begin Data provided

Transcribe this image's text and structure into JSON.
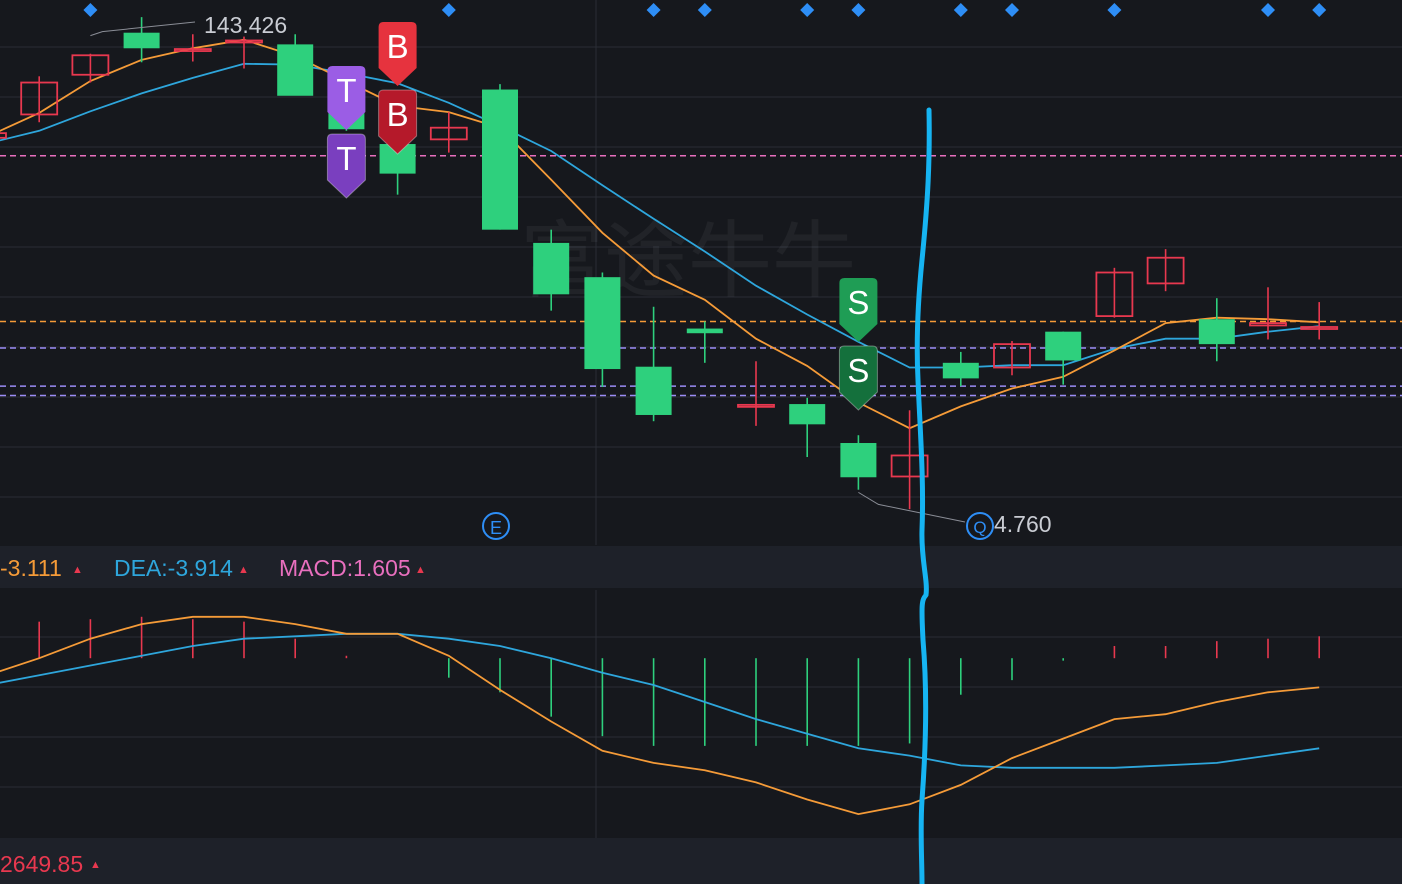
{
  "colors": {
    "background": "#16181d",
    "panel_bg": "#1e2129",
    "grid": "#2a2d35",
    "up": "#e8384f",
    "down": "#2ed07d",
    "ma_fast": "#f59b38",
    "ma_slow": "#2ea6dc",
    "dif": "#f59b38",
    "dea": "#2ea6dc",
    "macd_text": "#e86fbe",
    "marker_diamond": "#2e8ef6",
    "hline_pink": "#e86fbe",
    "hline_orange": "#f59b38",
    "hline_purple": "#9b8cf6",
    "tag_T": "#9b5de5",
    "tag_B": "#e6333e",
    "tag_S": "#1f9d55",
    "drawn_line": "#16b4f2",
    "watermark": "#ffffff"
  },
  "labels": {
    "high_price": "143.426",
    "low_price": "4.760",
    "event_icon": "E",
    "search_icon": "Q",
    "dif_label": "-3.111",
    "dea_label": "DEA:-3.914",
    "macd_label": "MACD:1.605",
    "bottom_value": "2649.85",
    "arrow_up": "▲",
    "watermark_text": "富途牛牛",
    "tag_t": "T",
    "tag_b": "B",
    "tag_s": "S"
  },
  "chart_data": [
    {
      "type": "candlestick",
      "title": "",
      "candles": [
        {
          "o": 130.3,
          "h": 132.3,
          "l": 128.6,
          "c": 130.9
        },
        {
          "o": 133.3,
          "h": 138.2,
          "l": 132.3,
          "c": 137.4
        },
        {
          "o": 138.4,
          "h": 141.1,
          "l": 137.4,
          "c": 140.9
        },
        {
          "o": 143.8,
          "h": 145.8,
          "l": 140.0,
          "c": 141.8
        },
        {
          "o": 141.7,
          "h": 143.6,
          "l": 140.1,
          "c": 141.7
        },
        {
          "o": 142.6,
          "h": 143.3,
          "l": 139.2,
          "c": 142.8
        },
        {
          "o": 142.3,
          "h": 143.6,
          "l": 135.9,
          "c": 135.7
        },
        {
          "o": 136.4,
          "h": 138.8,
          "l": 131.2,
          "c": 131.4
        },
        {
          "o": 129.5,
          "h": 129.5,
          "l": 123.0,
          "c": 125.7
        },
        {
          "o": 130.1,
          "h": 133.6,
          "l": 128.4,
          "c": 131.6
        },
        {
          "o": 136.5,
          "h": 137.2,
          "l": 118.5,
          "c": 118.5
        },
        {
          "o": 116.8,
          "h": 118.5,
          "l": 108.1,
          "c": 110.2
        },
        {
          "o": 112.4,
          "h": 113.0,
          "l": 98.3,
          "c": 100.6
        },
        {
          "o": 100.9,
          "h": 108.6,
          "l": 93.9,
          "c": 94.7
        },
        {
          "o": 105.8,
          "h": 106.7,
          "l": 101.4,
          "c": 105.2
        },
        {
          "o": 96.0,
          "h": 101.6,
          "l": 93.3,
          "c": 96.0
        },
        {
          "o": 96.1,
          "h": 96.9,
          "l": 89.3,
          "c": 93.5
        },
        {
          "o": 91.1,
          "h": 92.1,
          "l": 85.1,
          "c": 86.7
        },
        {
          "o": 86.8,
          "h": 95.3,
          "l": 82.6,
          "c": 89.5
        },
        {
          "o": 101.4,
          "h": 102.8,
          "l": 98.4,
          "c": 99.4
        },
        {
          "o": 100.8,
          "h": 104.2,
          "l": 99.8,
          "c": 103.8
        },
        {
          "o": 105.4,
          "h": 105.4,
          "l": 98.6,
          "c": 101.7
        },
        {
          "o": 107.4,
          "h": 113.6,
          "l": 107.2,
          "c": 113.0
        },
        {
          "o": 111.6,
          "h": 116.0,
          "l": 110.6,
          "c": 114.9
        },
        {
          "o": 107.0,
          "h": 109.7,
          "l": 101.6,
          "c": 103.8
        },
        {
          "o": 106.2,
          "h": 111.1,
          "l": 104.4,
          "c": 106.5
        },
        {
          "o": 105.8,
          "h": 109.2,
          "l": 104.4,
          "c": 106.0
        }
      ],
      "ma_fast": [
        130.5,
        133.5,
        137.6,
        140.3,
        141.8,
        142.9,
        140.8,
        137.6,
        134.4,
        133.6,
        131.6,
        124.9,
        118.1,
        112.6,
        109.5,
        104.5,
        101.0,
        96.3,
        93.0,
        95.8,
        98.1,
        99.6,
        103.0,
        106.5,
        107.2,
        107.0,
        106.6
      ],
      "ma_slow": [
        129.6,
        131.2,
        133.7,
        136.0,
        138.0,
        139.8,
        139.7,
        138.6,
        137.3,
        134.8,
        131.8,
        128.6,
        124.2,
        119.9,
        115.7,
        111.3,
        107.6,
        104.1,
        100.8,
        100.8,
        101.1,
        101.1,
        103.2,
        104.5,
        104.5,
        105.4,
        106.1
      ],
      "horizontal_levels": [
        {
          "value": 128.0,
          "color": "pink"
        },
        {
          "value": 106.7,
          "color": "orange"
        },
        {
          "value": 103.3,
          "color": "purple"
        },
        {
          "value": 98.4,
          "color": "purple"
        },
        {
          "value": 97.2,
          "color": "purple"
        }
      ],
      "high_marker": {
        "index": 2,
        "value": 143.426
      },
      "low_marker": {
        "index": 17,
        "value": 84.76
      },
      "signals": [
        {
          "index": 7,
          "tag": "T",
          "count": 2
        },
        {
          "index": 8,
          "tag": "B",
          "count": 2
        },
        {
          "index": 17,
          "tag": "S",
          "count": 2
        }
      ],
      "event_markers_index": [
        9,
        18
      ],
      "top_diamonds_index": [
        2,
        9,
        13,
        14,
        16,
        17,
        19,
        20,
        22,
        25,
        26
      ],
      "ylim": [
        78,
        148
      ]
    },
    {
      "type": "macd",
      "dif": [
        -0.7,
        0.0,
        0.8,
        1.4,
        1.7,
        1.7,
        1.4,
        1.0,
        1.0,
        0.1,
        -1.3,
        -2.6,
        -3.8,
        -4.3,
        -4.6,
        -5.1,
        -5.8,
        -6.4,
        -6.0,
        -5.2,
        -4.1,
        -3.3,
        -2.5,
        -2.3,
        -1.8,
        -1.4,
        -1.2
      ],
      "dea": [
        -1.1,
        -0.7,
        -0.3,
        0.1,
        0.5,
        0.8,
        0.9,
        1.0,
        1.0,
        0.8,
        0.5,
        0.0,
        -0.6,
        -1.1,
        -1.8,
        -2.5,
        -3.1,
        -3.7,
        -4.0,
        -4.4,
        -4.5,
        -4.5,
        -4.5,
        -4.4,
        -4.3,
        -4.0,
        -3.7
      ],
      "histogram": [
        1.3,
        1.5,
        1.6,
        1.7,
        1.6,
        1.5,
        0.8,
        0.1,
        0.0,
        -0.8,
        -1.4,
        -2.4,
        -3.2,
        -3.6,
        -3.6,
        -3.6,
        -3.6,
        -3.6,
        -3.5,
        -1.5,
        -0.9,
        -0.1,
        0.5,
        0.5,
        0.7,
        0.8,
        0.9
      ],
      "ylim": [
        -7.3,
        2.8
      ]
    }
  ]
}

end Data provided

-- Given problem --
Without including the pictures, return each record above exactly as it stands.

-- Right answer --
Transcribe this image's text and structure into JSON.
{
  "colors": {
    "background": "#16181d",
    "panel_bg": "#1e2129",
    "grid": "#2a2d35",
    "up": "#e8384f",
    "down": "#2ed07d",
    "ma_fast": "#f59b38",
    "ma_slow": "#2ea6dc",
    "dif": "#f59b38",
    "dea": "#2ea6dc",
    "macd_text": "#e86fbe",
    "marker_diamond": "#2e8ef6",
    "hline_pink": "#e86fbe",
    "hline_orange": "#f59b38",
    "hline_purple": "#9b8cf6",
    "tag_T": "#9b5de5",
    "tag_B": "#e6333e",
    "tag_S": "#1f9d55",
    "drawn_line": "#16b4f2",
    "watermark": "#ffffff"
  },
  "labels": {
    "high_price": "143.426",
    "low_price": "4.760",
    "event_icon": "E",
    "search_icon": "Q",
    "dif_label": "-3.111",
    "dea_label": "DEA:-3.914",
    "macd_label": "MACD:1.605",
    "bottom_value": "2649.85",
    "arrow_up": "▲",
    "watermark_text": "富途牛牛",
    "tag_t": "T",
    "tag_b": "B",
    "tag_s": "S"
  },
  "chart_data": [
    {
      "type": "candlestick",
      "title": "",
      "candles": [
        {
          "o": 130.3,
          "h": 132.3,
          "l": 128.6,
          "c": 130.9
        },
        {
          "o": 133.3,
          "h": 138.2,
          "l": 132.3,
          "c": 137.4
        },
        {
          "o": 138.4,
          "h": 141.1,
          "l": 137.4,
          "c": 140.9
        },
        {
          "o": 143.8,
          "h": 145.8,
          "l": 140.0,
          "c": 141.8
        },
        {
          "o": 141.7,
          "h": 143.6,
          "l": 140.1,
          "c": 141.7
        },
        {
          "o": 142.6,
          "h": 143.3,
          "l": 139.2,
          "c": 142.8
        },
        {
          "o": 142.3,
          "h": 143.6,
          "l": 135.9,
          "c": 135.7
        },
        {
          "o": 136.4,
          "h": 138.8,
          "l": 131.2,
          "c": 131.4
        },
        {
          "o": 129.5,
          "h": 129.5,
          "l": 123.0,
          "c": 125.7
        },
        {
          "o": 130.1,
          "h": 133.6,
          "l": 128.4,
          "c": 131.6
        },
        {
          "o": 136.5,
          "h": 137.2,
          "l": 118.5,
          "c": 118.5
        },
        {
          "o": 116.8,
          "h": 118.5,
          "l": 108.1,
          "c": 110.2
        },
        {
          "o": 112.4,
          "h": 113.0,
          "l": 98.3,
          "c": 100.6
        },
        {
          "o": 100.9,
          "h": 108.6,
          "l": 93.9,
          "c": 94.7
        },
        {
          "o": 105.8,
          "h": 106.7,
          "l": 101.4,
          "c": 105.2
        },
        {
          "o": 96.0,
          "h": 101.6,
          "l": 93.3,
          "c": 96.0
        },
        {
          "o": 96.1,
          "h": 96.9,
          "l": 89.3,
          "c": 93.5
        },
        {
          "o": 91.1,
          "h": 92.1,
          "l": 85.1,
          "c": 86.7
        },
        {
          "o": 86.8,
          "h": 95.3,
          "l": 82.6,
          "c": 89.5
        },
        {
          "o": 101.4,
          "h": 102.8,
          "l": 98.4,
          "c": 99.4
        },
        {
          "o": 100.8,
          "h": 104.2,
          "l": 99.8,
          "c": 103.8
        },
        {
          "o": 105.4,
          "h": 105.4,
          "l": 98.6,
          "c": 101.7
        },
        {
          "o": 107.4,
          "h": 113.6,
          "l": 107.2,
          "c": 113.0
        },
        {
          "o": 111.6,
          "h": 116.0,
          "l": 110.6,
          "c": 114.9
        },
        {
          "o": 107.0,
          "h": 109.7,
          "l": 101.6,
          "c": 103.8
        },
        {
          "o": 106.2,
          "h": 111.1,
          "l": 104.4,
          "c": 106.5
        },
        {
          "o": 105.8,
          "h": 109.2,
          "l": 104.4,
          "c": 106.0
        }
      ],
      "ma_fast": [
        130.5,
        133.5,
        137.6,
        140.3,
        141.8,
        142.9,
        140.8,
        137.6,
        134.4,
        133.6,
        131.6,
        124.9,
        118.1,
        112.6,
        109.5,
        104.5,
        101.0,
        96.3,
        93.0,
        95.8,
        98.1,
        99.6,
        103.0,
        106.5,
        107.2,
        107.0,
        106.6
      ],
      "ma_slow": [
        129.6,
        131.2,
        133.7,
        136.0,
        138.0,
        139.8,
        139.7,
        138.6,
        137.3,
        134.8,
        131.8,
        128.6,
        124.2,
        119.9,
        115.7,
        111.3,
        107.6,
        104.1,
        100.8,
        100.8,
        101.1,
        101.1,
        103.2,
        104.5,
        104.5,
        105.4,
        106.1
      ],
      "horizontal_levels": [
        {
          "value": 128.0,
          "color": "pink"
        },
        {
          "value": 106.7,
          "color": "orange"
        },
        {
          "value": 103.3,
          "color": "purple"
        },
        {
          "value": 98.4,
          "color": "purple"
        },
        {
          "value": 97.2,
          "color": "purple"
        }
      ],
      "high_marker": {
        "index": 2,
        "value": 143.426
      },
      "low_marker": {
        "index": 17,
        "value": 84.76
      },
      "signals": [
        {
          "index": 7,
          "tag": "T",
          "count": 2
        },
        {
          "index": 8,
          "tag": "B",
          "count": 2
        },
        {
          "index": 17,
          "tag": "S",
          "count": 2
        }
      ],
      "event_markers_index": [
        9,
        18
      ],
      "top_diamonds_index": [
        2,
        9,
        13,
        14,
        16,
        17,
        19,
        20,
        22,
        25,
        26
      ],
      "ylim": [
        78,
        148
      ]
    },
    {
      "type": "macd",
      "dif": [
        -0.7,
        0.0,
        0.8,
        1.4,
        1.7,
        1.7,
        1.4,
        1.0,
        1.0,
        0.1,
        -1.3,
        -2.6,
        -3.8,
        -4.3,
        -4.6,
        -5.1,
        -5.8,
        -6.4,
        -6.0,
        -5.2,
        -4.1,
        -3.3,
        -2.5,
        -2.3,
        -1.8,
        -1.4,
        -1.2
      ],
      "dea": [
        -1.1,
        -0.7,
        -0.3,
        0.1,
        0.5,
        0.8,
        0.9,
        1.0,
        1.0,
        0.8,
        0.5,
        0.0,
        -0.6,
        -1.1,
        -1.8,
        -2.5,
        -3.1,
        -3.7,
        -4.0,
        -4.4,
        -4.5,
        -4.5,
        -4.5,
        -4.4,
        -4.3,
        -4.0,
        -3.7
      ],
      "histogram": [
        1.3,
        1.5,
        1.6,
        1.7,
        1.6,
        1.5,
        0.8,
        0.1,
        0.0,
        -0.8,
        -1.4,
        -2.4,
        -3.2,
        -3.6,
        -3.6,
        -3.6,
        -3.6,
        -3.6,
        -3.5,
        -1.5,
        -0.9,
        -0.1,
        0.5,
        0.5,
        0.7,
        0.8,
        0.9
      ],
      "ylim": [
        -7.3,
        2.8
      ]
    }
  ]
}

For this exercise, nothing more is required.